[START]
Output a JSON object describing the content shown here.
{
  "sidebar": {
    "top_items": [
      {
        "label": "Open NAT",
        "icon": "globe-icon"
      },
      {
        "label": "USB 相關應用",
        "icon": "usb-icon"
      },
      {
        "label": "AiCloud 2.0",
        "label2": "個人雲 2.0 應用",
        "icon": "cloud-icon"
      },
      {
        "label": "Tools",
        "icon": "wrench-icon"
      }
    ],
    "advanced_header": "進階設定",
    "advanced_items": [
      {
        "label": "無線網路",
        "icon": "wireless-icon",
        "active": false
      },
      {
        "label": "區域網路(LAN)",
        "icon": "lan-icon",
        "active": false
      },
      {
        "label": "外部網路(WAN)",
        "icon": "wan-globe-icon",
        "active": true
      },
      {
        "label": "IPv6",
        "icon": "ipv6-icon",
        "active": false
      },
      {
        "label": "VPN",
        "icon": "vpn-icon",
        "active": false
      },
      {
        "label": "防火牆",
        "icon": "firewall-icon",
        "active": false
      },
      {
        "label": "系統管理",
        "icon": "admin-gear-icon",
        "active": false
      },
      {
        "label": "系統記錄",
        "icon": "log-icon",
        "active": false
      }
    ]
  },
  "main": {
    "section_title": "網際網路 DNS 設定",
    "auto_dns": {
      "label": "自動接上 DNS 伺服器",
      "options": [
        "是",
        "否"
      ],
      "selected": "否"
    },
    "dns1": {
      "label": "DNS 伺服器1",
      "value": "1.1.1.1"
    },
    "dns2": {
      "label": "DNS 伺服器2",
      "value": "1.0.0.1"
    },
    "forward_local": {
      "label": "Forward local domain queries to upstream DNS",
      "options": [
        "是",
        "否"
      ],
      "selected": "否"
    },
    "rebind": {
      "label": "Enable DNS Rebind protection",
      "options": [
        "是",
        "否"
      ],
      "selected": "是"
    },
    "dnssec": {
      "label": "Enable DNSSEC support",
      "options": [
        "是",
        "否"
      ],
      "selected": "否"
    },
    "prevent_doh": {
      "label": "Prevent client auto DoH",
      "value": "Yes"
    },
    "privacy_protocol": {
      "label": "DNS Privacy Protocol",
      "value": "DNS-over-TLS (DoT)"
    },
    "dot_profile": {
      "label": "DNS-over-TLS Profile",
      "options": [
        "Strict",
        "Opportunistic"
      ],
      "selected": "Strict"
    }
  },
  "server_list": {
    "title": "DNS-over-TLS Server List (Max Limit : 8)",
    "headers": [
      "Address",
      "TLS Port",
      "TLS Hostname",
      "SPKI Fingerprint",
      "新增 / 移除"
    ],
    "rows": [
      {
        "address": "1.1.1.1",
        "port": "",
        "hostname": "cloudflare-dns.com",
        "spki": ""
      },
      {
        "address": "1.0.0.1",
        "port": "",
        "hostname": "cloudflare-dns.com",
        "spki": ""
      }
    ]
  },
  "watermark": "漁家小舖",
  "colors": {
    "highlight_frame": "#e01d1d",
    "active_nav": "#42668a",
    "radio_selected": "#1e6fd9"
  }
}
[END]
Exercise objective ▸ Please restate the records in full, word for word.

Written solution ▸
Output a JSON object describing the content shown here.
{
  "sidebar": {
    "top_items": [
      {
        "label": "Open NAT",
        "icon": "globe-icon"
      },
      {
        "label": "USB 相關應用",
        "icon": "usb-icon"
      },
      {
        "label": "AiCloud 2.0",
        "label2": "個人雲 2.0 應用",
        "icon": "cloud-icon"
      },
      {
        "label": "Tools",
        "icon": "wrench-icon"
      }
    ],
    "advanced_header": "進階設定",
    "advanced_items": [
      {
        "label": "無線網路",
        "icon": "wireless-icon",
        "active": false
      },
      {
        "label": "區域網路(LAN)",
        "icon": "lan-icon",
        "active": false
      },
      {
        "label": "外部網路(WAN)",
        "icon": "wan-globe-icon",
        "active": true
      },
      {
        "label": "IPv6",
        "icon": "ipv6-icon",
        "active": false
      },
      {
        "label": "VPN",
        "icon": "vpn-icon",
        "active": false
      },
      {
        "label": "防火牆",
        "icon": "firewall-icon",
        "active": false
      },
      {
        "label": "系統管理",
        "icon": "admin-gear-icon",
        "active": false
      },
      {
        "label": "系統記錄",
        "icon": "log-icon",
        "active": false
      }
    ]
  },
  "main": {
    "section_title": "網際網路 DNS 設定",
    "auto_dns": {
      "label": "自動接上 DNS 伺服器",
      "options": [
        "是",
        "否"
      ],
      "selected": "否"
    },
    "dns1": {
      "label": "DNS 伺服器1",
      "value": "1.1.1.1"
    },
    "dns2": {
      "label": "DNS 伺服器2",
      "value": "1.0.0.1"
    },
    "forward_local": {
      "label": "Forward local domain queries to upstream DNS",
      "options": [
        "是",
        "否"
      ],
      "selected": "否"
    },
    "rebind": {
      "label": "Enable DNS Rebind protection",
      "options": [
        "是",
        "否"
      ],
      "selected": "是"
    },
    "dnssec": {
      "label": "Enable DNSSEC support",
      "options": [
        "是",
        "否"
      ],
      "selected": "否"
    },
    "prevent_doh": {
      "label": "Prevent client auto DoH",
      "value": "Yes"
    },
    "privacy_protocol": {
      "label": "DNS Privacy Protocol",
      "value": "DNS-over-TLS (DoT)"
    },
    "dot_profile": {
      "label": "DNS-over-TLS Profile",
      "options": [
        "Strict",
        "Opportunistic"
      ],
      "selected": "Strict"
    }
  },
  "server_list": {
    "title": "DNS-over-TLS Server List (Max Limit : 8)",
    "headers": [
      "Address",
      "TLS Port",
      "TLS Hostname",
      "SPKI Fingerprint",
      "新增 / 移除"
    ],
    "rows": [
      {
        "address": "1.1.1.1",
        "port": "",
        "hostname": "cloudflare-dns.com",
        "spki": ""
      },
      {
        "address": "1.0.0.1",
        "port": "",
        "hostname": "cloudflare-dns.com",
        "spki": ""
      }
    ]
  },
  "watermark": "漁家小舖",
  "colors": {
    "highlight_frame": "#e01d1d",
    "active_nav": "#42668a",
    "radio_selected": "#1e6fd9"
  }
}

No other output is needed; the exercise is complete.